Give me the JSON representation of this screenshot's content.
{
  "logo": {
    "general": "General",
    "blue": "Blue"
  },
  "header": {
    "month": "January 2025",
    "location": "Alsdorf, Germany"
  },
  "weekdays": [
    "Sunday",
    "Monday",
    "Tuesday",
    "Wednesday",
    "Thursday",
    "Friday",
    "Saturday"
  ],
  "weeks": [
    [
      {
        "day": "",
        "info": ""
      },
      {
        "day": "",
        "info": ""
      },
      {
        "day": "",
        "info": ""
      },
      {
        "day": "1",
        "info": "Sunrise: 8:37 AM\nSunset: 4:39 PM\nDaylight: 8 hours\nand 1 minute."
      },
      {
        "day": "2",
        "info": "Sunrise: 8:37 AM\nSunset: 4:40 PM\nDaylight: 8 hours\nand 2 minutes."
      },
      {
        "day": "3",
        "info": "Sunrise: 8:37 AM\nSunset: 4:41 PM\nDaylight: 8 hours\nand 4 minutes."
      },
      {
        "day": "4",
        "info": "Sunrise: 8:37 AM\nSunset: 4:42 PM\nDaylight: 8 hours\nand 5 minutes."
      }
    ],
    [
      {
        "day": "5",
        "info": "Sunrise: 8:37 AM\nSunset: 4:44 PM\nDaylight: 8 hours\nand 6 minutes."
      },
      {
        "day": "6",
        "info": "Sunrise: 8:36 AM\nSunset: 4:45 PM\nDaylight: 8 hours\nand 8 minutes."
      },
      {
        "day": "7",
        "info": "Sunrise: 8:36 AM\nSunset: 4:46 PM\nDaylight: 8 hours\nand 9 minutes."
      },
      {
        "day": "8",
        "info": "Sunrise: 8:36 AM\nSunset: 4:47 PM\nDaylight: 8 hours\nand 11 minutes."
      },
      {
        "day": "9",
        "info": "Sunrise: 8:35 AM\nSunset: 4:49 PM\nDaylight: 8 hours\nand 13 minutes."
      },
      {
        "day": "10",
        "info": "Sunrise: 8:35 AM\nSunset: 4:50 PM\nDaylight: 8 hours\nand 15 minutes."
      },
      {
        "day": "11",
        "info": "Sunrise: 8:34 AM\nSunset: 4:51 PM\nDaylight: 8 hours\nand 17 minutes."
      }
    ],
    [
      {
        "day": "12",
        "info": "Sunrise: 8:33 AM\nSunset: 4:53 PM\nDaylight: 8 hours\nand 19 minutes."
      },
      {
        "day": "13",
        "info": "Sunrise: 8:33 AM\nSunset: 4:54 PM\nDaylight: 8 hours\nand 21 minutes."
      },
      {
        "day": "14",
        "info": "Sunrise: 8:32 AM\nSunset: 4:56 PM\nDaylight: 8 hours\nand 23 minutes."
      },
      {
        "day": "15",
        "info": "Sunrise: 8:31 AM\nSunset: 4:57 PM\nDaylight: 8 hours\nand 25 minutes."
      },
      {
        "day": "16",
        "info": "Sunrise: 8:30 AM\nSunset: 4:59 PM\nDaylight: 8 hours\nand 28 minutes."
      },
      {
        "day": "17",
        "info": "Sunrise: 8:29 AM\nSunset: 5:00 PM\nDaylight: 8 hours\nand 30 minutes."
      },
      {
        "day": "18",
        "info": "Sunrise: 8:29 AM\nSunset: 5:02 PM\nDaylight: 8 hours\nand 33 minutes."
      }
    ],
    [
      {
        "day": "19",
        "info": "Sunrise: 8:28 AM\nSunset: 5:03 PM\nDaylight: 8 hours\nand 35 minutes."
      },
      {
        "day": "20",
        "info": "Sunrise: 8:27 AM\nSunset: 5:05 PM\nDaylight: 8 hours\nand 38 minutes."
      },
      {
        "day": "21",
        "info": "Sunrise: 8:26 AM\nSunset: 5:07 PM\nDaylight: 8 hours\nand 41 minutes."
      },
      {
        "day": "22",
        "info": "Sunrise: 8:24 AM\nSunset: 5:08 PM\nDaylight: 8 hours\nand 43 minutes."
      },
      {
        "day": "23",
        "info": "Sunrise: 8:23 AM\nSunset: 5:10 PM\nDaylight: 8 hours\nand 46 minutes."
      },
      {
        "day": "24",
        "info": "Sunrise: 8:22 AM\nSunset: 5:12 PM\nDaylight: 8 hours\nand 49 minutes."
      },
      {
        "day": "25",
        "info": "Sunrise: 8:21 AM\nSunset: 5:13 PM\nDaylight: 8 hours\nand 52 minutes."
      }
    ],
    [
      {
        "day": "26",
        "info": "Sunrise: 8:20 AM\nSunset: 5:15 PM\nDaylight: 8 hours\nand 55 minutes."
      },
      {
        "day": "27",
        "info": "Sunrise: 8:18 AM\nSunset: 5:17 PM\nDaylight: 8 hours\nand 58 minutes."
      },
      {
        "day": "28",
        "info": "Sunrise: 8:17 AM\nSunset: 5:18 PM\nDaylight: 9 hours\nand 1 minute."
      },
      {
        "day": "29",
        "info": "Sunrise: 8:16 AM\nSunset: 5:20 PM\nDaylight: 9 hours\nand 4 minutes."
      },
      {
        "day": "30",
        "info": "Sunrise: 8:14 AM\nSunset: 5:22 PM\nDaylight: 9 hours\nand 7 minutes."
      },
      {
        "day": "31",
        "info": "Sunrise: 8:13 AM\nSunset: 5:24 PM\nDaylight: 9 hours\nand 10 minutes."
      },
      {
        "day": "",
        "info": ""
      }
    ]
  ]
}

##########

## [WHAT THE TASK REQUIRES]
Repeat the material above in full, exactly as it stands.

## [WRITTEN RESPONSE]
Give me the JSON representation of this screenshot's content.
{
  "logo": {
    "general": "General",
    "blue": "Blue"
  },
  "header": {
    "month": "January 2025",
    "location": "Alsdorf, Germany"
  },
  "weekdays": [
    "Sunday",
    "Monday",
    "Tuesday",
    "Wednesday",
    "Thursday",
    "Friday",
    "Saturday"
  ],
  "weeks": [
    [
      {
        "day": "",
        "info": ""
      },
      {
        "day": "",
        "info": ""
      },
      {
        "day": "",
        "info": ""
      },
      {
        "day": "1",
        "info": "Sunrise: 8:37 AM\nSunset: 4:39 PM\nDaylight: 8 hours\nand 1 minute."
      },
      {
        "day": "2",
        "info": "Sunrise: 8:37 AM\nSunset: 4:40 PM\nDaylight: 8 hours\nand 2 minutes."
      },
      {
        "day": "3",
        "info": "Sunrise: 8:37 AM\nSunset: 4:41 PM\nDaylight: 8 hours\nand 4 minutes."
      },
      {
        "day": "4",
        "info": "Sunrise: 8:37 AM\nSunset: 4:42 PM\nDaylight: 8 hours\nand 5 minutes."
      }
    ],
    [
      {
        "day": "5",
        "info": "Sunrise: 8:37 AM\nSunset: 4:44 PM\nDaylight: 8 hours\nand 6 minutes."
      },
      {
        "day": "6",
        "info": "Sunrise: 8:36 AM\nSunset: 4:45 PM\nDaylight: 8 hours\nand 8 minutes."
      },
      {
        "day": "7",
        "info": "Sunrise: 8:36 AM\nSunset: 4:46 PM\nDaylight: 8 hours\nand 9 minutes."
      },
      {
        "day": "8",
        "info": "Sunrise: 8:36 AM\nSunset: 4:47 PM\nDaylight: 8 hours\nand 11 minutes."
      },
      {
        "day": "9",
        "info": "Sunrise: 8:35 AM\nSunset: 4:49 PM\nDaylight: 8 hours\nand 13 minutes."
      },
      {
        "day": "10",
        "info": "Sunrise: 8:35 AM\nSunset: 4:50 PM\nDaylight: 8 hours\nand 15 minutes."
      },
      {
        "day": "11",
        "info": "Sunrise: 8:34 AM\nSunset: 4:51 PM\nDaylight: 8 hours\nand 17 minutes."
      }
    ],
    [
      {
        "day": "12",
        "info": "Sunrise: 8:33 AM\nSunset: 4:53 PM\nDaylight: 8 hours\nand 19 minutes."
      },
      {
        "day": "13",
        "info": "Sunrise: 8:33 AM\nSunset: 4:54 PM\nDaylight: 8 hours\nand 21 minutes."
      },
      {
        "day": "14",
        "info": "Sunrise: 8:32 AM\nSunset: 4:56 PM\nDaylight: 8 hours\nand 23 minutes."
      },
      {
        "day": "15",
        "info": "Sunrise: 8:31 AM\nSunset: 4:57 PM\nDaylight: 8 hours\nand 25 minutes."
      },
      {
        "day": "16",
        "info": "Sunrise: 8:30 AM\nSunset: 4:59 PM\nDaylight: 8 hours\nand 28 minutes."
      },
      {
        "day": "17",
        "info": "Sunrise: 8:29 AM\nSunset: 5:00 PM\nDaylight: 8 hours\nand 30 minutes."
      },
      {
        "day": "18",
        "info": "Sunrise: 8:29 AM\nSunset: 5:02 PM\nDaylight: 8 hours\nand 33 minutes."
      }
    ],
    [
      {
        "day": "19",
        "info": "Sunrise: 8:28 AM\nSunset: 5:03 PM\nDaylight: 8 hours\nand 35 minutes."
      },
      {
        "day": "20",
        "info": "Sunrise: 8:27 AM\nSunset: 5:05 PM\nDaylight: 8 hours\nand 38 minutes."
      },
      {
        "day": "21",
        "info": "Sunrise: 8:26 AM\nSunset: 5:07 PM\nDaylight: 8 hours\nand 41 minutes."
      },
      {
        "day": "22",
        "info": "Sunrise: 8:24 AM\nSunset: 5:08 PM\nDaylight: 8 hours\nand 43 minutes."
      },
      {
        "day": "23",
        "info": "Sunrise: 8:23 AM\nSunset: 5:10 PM\nDaylight: 8 hours\nand 46 minutes."
      },
      {
        "day": "24",
        "info": "Sunrise: 8:22 AM\nSunset: 5:12 PM\nDaylight: 8 hours\nand 49 minutes."
      },
      {
        "day": "25",
        "info": "Sunrise: 8:21 AM\nSunset: 5:13 PM\nDaylight: 8 hours\nand 52 minutes."
      }
    ],
    [
      {
        "day": "26",
        "info": "Sunrise: 8:20 AM\nSunset: 5:15 PM\nDaylight: 8 hours\nand 55 minutes."
      },
      {
        "day": "27",
        "info": "Sunrise: 8:18 AM\nSunset: 5:17 PM\nDaylight: 8 hours\nand 58 minutes."
      },
      {
        "day": "28",
        "info": "Sunrise: 8:17 AM\nSunset: 5:18 PM\nDaylight: 9 hours\nand 1 minute."
      },
      {
        "day": "29",
        "info": "Sunrise: 8:16 AM\nSunset: 5:20 PM\nDaylight: 9 hours\nand 4 minutes."
      },
      {
        "day": "30",
        "info": "Sunrise: 8:14 AM\nSunset: 5:22 PM\nDaylight: 9 hours\nand 7 minutes."
      },
      {
        "day": "31",
        "info": "Sunrise: 8:13 AM\nSunset: 5:24 PM\nDaylight: 9 hours\nand 10 minutes."
      },
      {
        "day": "",
        "info": ""
      }
    ]
  ]
}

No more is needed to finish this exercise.